Aim of the task: The records that follow must be reproduced in full, exactly as written.
* * * * * * * * *
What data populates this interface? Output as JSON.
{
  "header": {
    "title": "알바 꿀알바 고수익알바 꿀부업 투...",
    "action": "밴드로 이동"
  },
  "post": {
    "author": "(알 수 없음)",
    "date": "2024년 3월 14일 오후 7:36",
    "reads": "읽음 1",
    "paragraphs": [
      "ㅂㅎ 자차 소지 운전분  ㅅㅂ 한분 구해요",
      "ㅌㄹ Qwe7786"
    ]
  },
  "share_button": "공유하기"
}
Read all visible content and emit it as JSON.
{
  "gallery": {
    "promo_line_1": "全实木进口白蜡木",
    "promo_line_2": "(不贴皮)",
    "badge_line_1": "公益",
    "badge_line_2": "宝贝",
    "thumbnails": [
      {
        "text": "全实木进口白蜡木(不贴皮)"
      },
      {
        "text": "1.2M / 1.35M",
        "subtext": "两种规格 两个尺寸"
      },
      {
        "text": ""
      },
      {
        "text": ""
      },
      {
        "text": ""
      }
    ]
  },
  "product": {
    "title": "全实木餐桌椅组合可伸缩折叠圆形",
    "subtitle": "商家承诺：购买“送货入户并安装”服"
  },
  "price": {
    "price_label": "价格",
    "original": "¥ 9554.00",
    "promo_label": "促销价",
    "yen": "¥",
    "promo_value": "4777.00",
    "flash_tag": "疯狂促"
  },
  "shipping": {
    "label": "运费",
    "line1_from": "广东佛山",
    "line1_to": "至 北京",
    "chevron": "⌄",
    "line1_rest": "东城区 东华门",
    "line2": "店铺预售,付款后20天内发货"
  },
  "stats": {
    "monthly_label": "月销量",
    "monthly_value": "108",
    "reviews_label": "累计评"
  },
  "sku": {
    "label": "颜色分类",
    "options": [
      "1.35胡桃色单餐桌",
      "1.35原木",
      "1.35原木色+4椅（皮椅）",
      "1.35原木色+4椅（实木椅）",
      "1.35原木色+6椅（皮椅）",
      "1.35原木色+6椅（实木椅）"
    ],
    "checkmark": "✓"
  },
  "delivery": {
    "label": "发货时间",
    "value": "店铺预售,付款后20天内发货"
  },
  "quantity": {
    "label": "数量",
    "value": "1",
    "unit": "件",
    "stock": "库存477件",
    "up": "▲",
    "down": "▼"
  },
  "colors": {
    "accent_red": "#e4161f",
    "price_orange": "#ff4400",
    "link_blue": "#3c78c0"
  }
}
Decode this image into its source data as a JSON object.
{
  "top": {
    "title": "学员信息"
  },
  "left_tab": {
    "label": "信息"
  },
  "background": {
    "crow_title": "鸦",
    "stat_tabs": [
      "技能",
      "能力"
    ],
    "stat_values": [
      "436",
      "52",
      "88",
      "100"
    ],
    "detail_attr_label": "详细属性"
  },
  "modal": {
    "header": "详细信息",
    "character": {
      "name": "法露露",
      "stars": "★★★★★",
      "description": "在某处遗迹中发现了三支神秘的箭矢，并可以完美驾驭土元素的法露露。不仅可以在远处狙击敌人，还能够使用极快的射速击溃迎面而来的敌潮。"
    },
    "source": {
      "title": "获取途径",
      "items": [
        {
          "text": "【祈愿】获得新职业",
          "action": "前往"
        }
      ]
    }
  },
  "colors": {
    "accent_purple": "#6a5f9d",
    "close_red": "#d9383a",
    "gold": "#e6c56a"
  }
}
* * * * * * * * *
Task answer:
What data populates this interface? Output as JSON.
{
  "header": {
    "title": "알바 꿀알바 고수익알바 꿀부업 투...",
    "action": "밴드로 이동"
  },
  "post": {
    "author": "(알 수 없음)",
    "date": "2024년 3월 14일 오후 7:36",
    "reads": "읽음 1",
    "paragraphs": [
      "ㅂㅎ 자차 소지 운전분  ㅅㅂ 한분 구해요",
      "ㅌㄹ Qwe7786"
    ]
  },
  "share_button": "공유하기"
}
Read all visible content and emit it as JSON.
{
  "gallery": {
    "promo_line_1": "全实木进口白蜡木",
    "promo_line_2": "(不贴皮)",
    "badge_line_1": "公益",
    "badge_line_2": "宝贝",
    "thumbnails": [
      {
        "text": "全实木进口白蜡木(不贴皮)"
      },
      {
        "text": "1.2M / 1.35M",
        "subtext": "两种规格 两个尺寸"
      },
      {
        "text": ""
      },
      {
        "text": ""
      },
      {
        "text": ""
      }
    ]
  },
  "product": {
    "title": "全实木餐桌椅组合可伸缩折叠圆形",
    "subtitle": "商家承诺：购买“送货入户并安装”服"
  },
  "price": {
    "price_label": "价格",
    "original": "¥ 9554.00",
    "promo_label": "促销价",
    "yen": "¥",
    "promo_value": "4777.00",
    "flash_tag": "疯狂促"
  },
  "shipping": {
    "label": "运费",
    "line1_from": "广东佛山",
    "line1_to": "至 北京",
    "chevron": "⌄",
    "line1_rest": "东城区 东华门",
    "line2": "店铺预售,付款后20天内发货"
  },
  "stats": {
    "monthly_label": "月销量",
    "monthly_value": "108",
    "reviews_label": "累计评"
  },
  "sku": {
    "label": "颜色分类",
    "options": [
      "1.35胡桃色单餐桌",
      "1.35原木",
      "1.35原木色+4椅（皮椅）",
      "1.35原木色+4椅（实木椅）",
      "1.35原木色+6椅（皮椅）",
      "1.35原木色+6椅（实木椅）"
    ],
    "checkmark": "✓"
  },
  "delivery": {
    "label": "发货时间",
    "value": "店铺预售,付款后20天内发货"
  },
  "quantity": {
    "label": "数量",
    "value": "1",
    "unit": "件",
    "stock": "库存477件",
    "up": "▲",
    "down": "▼"
  },
  "colors": {
    "accent_red": "#e4161f",
    "price_orange": "#ff4400",
    "link_blue": "#3c78c0"
  }
}
Decode this image into its source data as a JSON object.
{
  "top": {
    "title": "学员信息"
  },
  "left_tab": {
    "label": "信息"
  },
  "background": {
    "crow_title": "鸦",
    "stat_tabs": [
      "技能",
      "能力"
    ],
    "stat_values": [
      "436",
      "52",
      "88",
      "100"
    ],
    "detail_attr_label": "详细属性"
  },
  "modal": {
    "header": "详细信息",
    "character": {
      "name": "法露露",
      "stars": "★★★★★",
      "description": "在某处遗迹中发现了三支神秘的箭矢，并可以完美驾驭土元素的法露露。不仅可以在远处狙击敌人，还能够使用极快的射速击溃迎面而来的敌潮。"
    },
    "source": {
      "title": "获取途径",
      "items": [
        {
          "text": "【祈愿】获得新职业",
          "action": "前往"
        }
      ]
    }
  },
  "colors": {
    "accent_purple": "#6a5f9d",
    "close_red": "#d9383a",
    "gold": "#e6c56a"
  }
}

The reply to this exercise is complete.